[Rows from a dataset]
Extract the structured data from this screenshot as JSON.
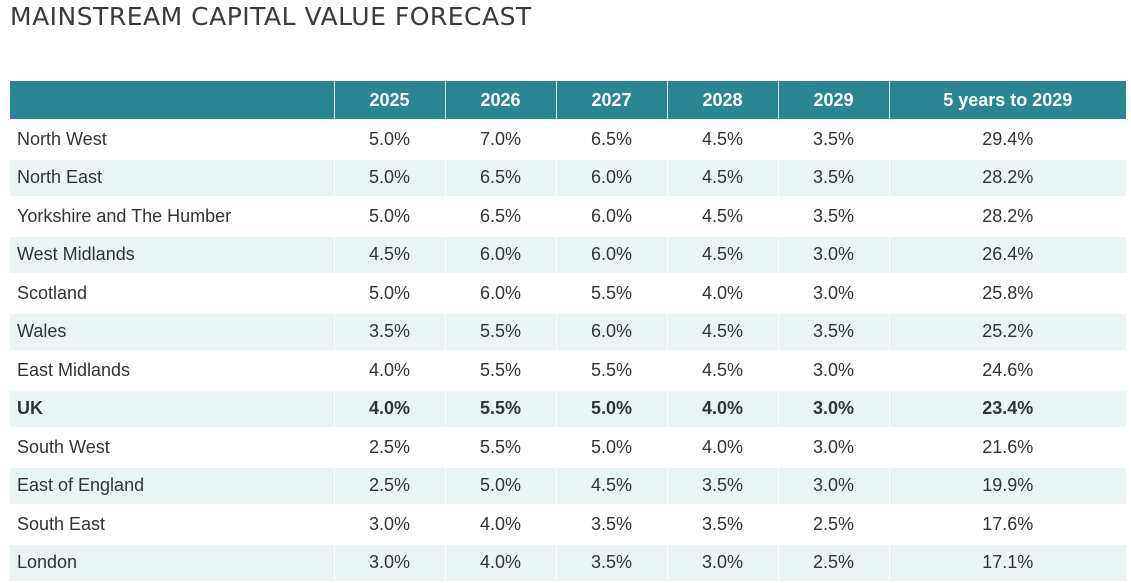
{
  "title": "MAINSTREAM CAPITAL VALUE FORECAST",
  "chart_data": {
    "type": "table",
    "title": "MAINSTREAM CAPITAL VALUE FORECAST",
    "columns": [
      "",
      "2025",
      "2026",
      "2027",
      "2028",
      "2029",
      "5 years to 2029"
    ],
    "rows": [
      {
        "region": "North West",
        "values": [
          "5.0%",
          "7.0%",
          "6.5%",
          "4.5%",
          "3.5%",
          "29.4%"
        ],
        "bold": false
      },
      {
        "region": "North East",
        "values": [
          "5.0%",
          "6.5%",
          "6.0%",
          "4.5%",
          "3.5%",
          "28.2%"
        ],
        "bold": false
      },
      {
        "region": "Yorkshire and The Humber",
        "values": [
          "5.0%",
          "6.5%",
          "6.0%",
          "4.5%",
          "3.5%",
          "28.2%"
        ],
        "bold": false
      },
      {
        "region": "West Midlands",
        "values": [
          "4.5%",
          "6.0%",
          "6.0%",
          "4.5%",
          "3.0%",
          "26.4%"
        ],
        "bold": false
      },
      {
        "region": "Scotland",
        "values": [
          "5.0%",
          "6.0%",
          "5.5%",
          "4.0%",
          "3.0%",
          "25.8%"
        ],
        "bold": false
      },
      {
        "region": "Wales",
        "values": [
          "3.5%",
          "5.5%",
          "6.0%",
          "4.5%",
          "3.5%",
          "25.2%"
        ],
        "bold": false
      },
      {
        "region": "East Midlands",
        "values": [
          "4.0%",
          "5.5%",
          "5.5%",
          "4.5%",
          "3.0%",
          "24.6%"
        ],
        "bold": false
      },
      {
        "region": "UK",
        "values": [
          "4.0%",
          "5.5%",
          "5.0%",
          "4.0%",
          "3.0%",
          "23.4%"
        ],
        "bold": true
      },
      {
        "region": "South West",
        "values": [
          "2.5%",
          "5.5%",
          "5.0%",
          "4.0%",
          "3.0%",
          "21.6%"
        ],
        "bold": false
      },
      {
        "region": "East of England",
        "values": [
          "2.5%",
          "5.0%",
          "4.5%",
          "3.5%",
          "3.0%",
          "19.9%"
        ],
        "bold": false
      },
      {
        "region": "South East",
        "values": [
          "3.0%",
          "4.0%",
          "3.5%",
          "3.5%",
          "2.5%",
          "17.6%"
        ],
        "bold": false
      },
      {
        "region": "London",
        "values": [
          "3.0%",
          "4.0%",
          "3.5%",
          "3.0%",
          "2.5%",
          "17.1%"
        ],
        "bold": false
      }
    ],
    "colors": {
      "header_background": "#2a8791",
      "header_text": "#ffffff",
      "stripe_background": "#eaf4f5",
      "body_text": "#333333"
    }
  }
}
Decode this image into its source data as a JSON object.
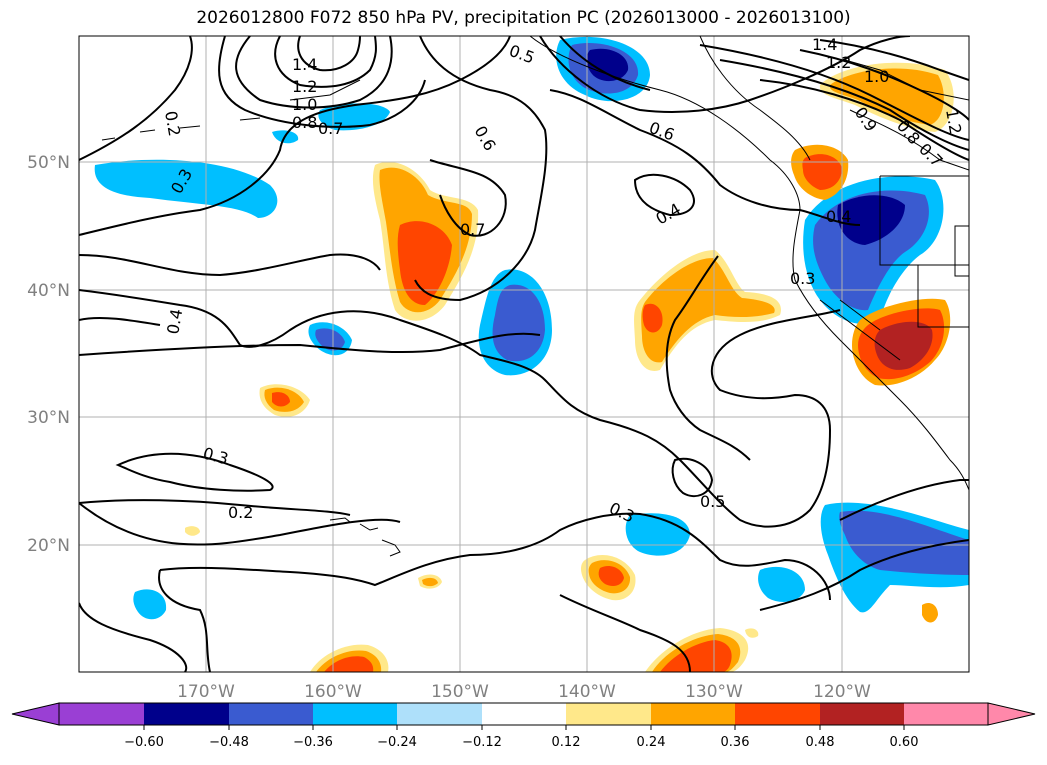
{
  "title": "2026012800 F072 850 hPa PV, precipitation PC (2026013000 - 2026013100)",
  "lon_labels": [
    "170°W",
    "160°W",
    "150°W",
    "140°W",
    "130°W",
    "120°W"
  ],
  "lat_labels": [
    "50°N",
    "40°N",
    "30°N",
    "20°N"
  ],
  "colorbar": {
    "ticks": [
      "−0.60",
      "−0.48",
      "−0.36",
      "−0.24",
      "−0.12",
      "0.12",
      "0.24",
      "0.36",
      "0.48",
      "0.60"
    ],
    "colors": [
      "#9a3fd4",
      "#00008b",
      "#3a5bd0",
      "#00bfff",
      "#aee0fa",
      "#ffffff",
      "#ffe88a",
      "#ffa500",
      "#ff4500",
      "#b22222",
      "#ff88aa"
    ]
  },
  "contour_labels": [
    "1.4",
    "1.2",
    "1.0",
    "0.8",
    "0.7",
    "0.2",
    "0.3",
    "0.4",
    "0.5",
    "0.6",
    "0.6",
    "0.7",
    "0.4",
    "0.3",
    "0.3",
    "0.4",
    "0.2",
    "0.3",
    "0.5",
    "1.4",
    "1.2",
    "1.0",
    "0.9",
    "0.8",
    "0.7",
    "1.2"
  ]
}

> Your objective:
Which lines in the data above contain "MAINSTREAM"? Show each one.

> Correct answer:
  "title": "MAINSTREAM CAPITAL VALUE FORECAST",
    "title": "MAINSTREAM CAPITAL VALUE FORECAST",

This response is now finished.